» **Work instructions**
Gather each line in the entries that includes the string "between".

[Data entries]
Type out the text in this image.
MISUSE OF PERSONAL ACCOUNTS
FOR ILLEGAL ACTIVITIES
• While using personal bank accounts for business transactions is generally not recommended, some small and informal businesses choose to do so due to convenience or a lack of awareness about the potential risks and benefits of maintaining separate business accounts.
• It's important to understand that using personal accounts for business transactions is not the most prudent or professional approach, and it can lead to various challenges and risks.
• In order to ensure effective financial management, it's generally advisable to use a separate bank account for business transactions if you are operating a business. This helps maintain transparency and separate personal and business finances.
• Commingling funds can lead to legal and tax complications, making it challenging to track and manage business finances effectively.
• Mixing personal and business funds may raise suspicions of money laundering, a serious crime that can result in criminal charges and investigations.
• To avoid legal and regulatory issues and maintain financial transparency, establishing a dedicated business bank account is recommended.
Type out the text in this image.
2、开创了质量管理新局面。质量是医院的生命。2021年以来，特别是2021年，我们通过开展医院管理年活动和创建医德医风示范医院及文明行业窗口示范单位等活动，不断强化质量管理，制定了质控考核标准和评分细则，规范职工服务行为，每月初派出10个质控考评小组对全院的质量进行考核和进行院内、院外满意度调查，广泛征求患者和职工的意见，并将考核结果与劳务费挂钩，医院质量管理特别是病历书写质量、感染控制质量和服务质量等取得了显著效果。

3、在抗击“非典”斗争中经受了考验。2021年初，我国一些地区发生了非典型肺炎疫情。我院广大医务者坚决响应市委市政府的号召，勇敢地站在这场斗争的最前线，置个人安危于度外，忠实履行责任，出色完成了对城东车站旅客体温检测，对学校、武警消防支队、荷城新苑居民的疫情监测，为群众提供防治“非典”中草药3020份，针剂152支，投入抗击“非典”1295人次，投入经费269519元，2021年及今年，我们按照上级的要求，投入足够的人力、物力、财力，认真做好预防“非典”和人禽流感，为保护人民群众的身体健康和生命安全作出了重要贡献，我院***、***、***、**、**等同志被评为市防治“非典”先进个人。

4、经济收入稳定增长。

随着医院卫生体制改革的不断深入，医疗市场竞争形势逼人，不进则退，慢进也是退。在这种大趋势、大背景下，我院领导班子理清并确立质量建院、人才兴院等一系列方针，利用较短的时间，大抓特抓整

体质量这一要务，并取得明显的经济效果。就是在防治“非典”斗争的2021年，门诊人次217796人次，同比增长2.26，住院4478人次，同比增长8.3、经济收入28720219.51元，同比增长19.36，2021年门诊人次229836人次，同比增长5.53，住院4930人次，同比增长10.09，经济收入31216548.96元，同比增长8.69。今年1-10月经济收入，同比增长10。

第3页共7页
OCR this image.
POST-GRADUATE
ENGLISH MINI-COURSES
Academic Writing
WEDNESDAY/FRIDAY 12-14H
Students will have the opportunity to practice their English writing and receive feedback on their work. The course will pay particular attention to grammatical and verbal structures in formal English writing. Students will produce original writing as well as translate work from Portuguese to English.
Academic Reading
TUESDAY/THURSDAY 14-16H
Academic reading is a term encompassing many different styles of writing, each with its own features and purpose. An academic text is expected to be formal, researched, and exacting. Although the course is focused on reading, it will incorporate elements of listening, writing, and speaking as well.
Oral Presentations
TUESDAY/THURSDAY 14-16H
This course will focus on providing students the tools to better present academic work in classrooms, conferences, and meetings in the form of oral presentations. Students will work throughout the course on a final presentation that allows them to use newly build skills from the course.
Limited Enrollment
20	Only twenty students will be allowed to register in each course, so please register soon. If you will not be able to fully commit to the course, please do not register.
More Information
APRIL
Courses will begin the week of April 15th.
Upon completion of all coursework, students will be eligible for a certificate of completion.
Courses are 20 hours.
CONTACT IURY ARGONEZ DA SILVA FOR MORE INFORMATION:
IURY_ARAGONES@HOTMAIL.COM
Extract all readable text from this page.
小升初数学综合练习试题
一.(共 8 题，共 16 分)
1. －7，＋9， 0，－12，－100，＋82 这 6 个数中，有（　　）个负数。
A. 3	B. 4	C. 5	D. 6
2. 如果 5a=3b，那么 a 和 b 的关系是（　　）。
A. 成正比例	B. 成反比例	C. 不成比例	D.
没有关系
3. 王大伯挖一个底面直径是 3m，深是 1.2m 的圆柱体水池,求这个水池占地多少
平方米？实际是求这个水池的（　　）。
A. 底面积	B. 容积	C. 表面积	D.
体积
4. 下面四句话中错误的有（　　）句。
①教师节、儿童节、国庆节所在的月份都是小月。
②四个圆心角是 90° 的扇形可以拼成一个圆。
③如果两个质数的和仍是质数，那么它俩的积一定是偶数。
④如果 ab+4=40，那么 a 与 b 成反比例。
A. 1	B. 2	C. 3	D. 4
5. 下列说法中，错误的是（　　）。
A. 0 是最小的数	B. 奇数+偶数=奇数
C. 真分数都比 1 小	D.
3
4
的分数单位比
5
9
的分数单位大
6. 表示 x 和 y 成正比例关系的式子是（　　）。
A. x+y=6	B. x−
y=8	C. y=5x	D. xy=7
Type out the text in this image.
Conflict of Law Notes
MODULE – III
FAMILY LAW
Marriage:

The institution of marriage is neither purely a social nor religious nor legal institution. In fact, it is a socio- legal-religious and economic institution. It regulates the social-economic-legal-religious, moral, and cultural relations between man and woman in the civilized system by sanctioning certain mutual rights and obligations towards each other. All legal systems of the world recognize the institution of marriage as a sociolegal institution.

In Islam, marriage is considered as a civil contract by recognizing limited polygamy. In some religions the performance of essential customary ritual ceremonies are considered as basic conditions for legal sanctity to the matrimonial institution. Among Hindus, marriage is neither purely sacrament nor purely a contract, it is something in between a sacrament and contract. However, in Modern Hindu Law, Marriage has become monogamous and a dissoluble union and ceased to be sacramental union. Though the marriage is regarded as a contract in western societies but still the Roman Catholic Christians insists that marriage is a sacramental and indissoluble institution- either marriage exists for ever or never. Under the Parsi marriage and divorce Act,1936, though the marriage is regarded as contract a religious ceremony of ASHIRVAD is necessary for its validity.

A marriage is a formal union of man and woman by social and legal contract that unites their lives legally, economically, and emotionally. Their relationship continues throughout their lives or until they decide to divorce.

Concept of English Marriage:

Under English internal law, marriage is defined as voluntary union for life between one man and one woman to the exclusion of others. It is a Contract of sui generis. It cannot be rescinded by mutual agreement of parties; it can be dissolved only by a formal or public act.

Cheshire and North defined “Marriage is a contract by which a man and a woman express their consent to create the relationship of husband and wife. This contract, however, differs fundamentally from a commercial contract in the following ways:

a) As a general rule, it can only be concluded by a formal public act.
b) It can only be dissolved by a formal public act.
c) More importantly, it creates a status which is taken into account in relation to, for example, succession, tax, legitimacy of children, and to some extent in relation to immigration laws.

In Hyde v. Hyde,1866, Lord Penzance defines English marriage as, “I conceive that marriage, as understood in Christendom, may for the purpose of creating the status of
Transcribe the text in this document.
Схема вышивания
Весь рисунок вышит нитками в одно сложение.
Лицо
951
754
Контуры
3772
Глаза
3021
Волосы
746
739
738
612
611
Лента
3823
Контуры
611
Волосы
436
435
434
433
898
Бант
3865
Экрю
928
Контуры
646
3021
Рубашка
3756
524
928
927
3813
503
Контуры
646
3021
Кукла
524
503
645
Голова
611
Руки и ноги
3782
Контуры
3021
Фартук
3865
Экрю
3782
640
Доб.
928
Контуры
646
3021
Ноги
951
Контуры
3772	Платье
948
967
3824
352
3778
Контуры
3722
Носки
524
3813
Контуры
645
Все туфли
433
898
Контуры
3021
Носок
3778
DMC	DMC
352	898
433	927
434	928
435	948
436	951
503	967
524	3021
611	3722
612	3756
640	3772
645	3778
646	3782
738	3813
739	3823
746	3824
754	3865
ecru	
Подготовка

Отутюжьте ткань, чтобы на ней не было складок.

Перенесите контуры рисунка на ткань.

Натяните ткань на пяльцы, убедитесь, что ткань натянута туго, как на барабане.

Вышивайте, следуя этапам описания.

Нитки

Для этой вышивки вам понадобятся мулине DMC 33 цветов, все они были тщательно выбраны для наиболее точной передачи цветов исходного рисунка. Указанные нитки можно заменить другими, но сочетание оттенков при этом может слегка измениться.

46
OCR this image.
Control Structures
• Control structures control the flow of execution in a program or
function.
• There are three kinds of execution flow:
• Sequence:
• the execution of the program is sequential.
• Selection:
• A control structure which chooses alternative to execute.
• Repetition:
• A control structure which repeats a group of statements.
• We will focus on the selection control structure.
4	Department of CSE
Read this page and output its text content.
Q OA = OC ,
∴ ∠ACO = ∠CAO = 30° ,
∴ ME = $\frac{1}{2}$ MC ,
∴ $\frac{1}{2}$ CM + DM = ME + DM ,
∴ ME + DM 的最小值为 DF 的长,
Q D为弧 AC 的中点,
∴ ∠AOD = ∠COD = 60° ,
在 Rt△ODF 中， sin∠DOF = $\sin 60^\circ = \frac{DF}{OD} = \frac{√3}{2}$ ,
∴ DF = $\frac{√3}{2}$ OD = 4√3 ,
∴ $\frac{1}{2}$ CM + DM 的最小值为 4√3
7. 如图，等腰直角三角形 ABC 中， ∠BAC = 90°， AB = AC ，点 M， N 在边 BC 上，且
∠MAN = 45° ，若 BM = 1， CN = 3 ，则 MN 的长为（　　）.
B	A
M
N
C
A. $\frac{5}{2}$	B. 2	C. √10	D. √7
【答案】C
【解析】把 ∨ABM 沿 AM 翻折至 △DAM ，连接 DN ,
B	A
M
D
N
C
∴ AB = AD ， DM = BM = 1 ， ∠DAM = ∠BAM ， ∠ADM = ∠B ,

» **Correct answer**
The institution of marriage is neither purely a social nor religious nor legal institution. In fact, it is a socio- legal-religious and economic institution. It regulates the social-economic-legal-religious, moral, and cultural relations between man and woman in the civilized system by sanctioning certain mutual rights and obligations towards each other. All legal systems of the world recognize the institution of marriage as a sociolegal institution.
In Islam, marriage is considered as a civil contract by recognizing limited polygamy. In some religions the performance of essential customary ritual ceremonies are considered as basic conditions for legal sanctity to the matrimonial institution. Among Hindus, marriage is neither purely sacrament nor purely a contract, it is something in between a sacrament and contract. However, in Modern Hindu Law, Marriage has become monogamous and a dissoluble union and ceased to be sacramental union. Though the marriage is regarded as a contract in western societies but still the Roman Catholic Christians insists that marriage is a sacramental and indissoluble institution- either marriage exists for ever or never. Under the Parsi marriage and divorce Act,1936, though the marriage is regarded as contract a religious ceremony of ASHIRVAD is necessary for its validity.
Under English internal law, marriage is defined as voluntary union for life between one man and one woman to the exclusion of others. It is a Contract of sui generis. It cannot be rescinded by mutual agreement of parties; it can be dissolved only by a formal or public act.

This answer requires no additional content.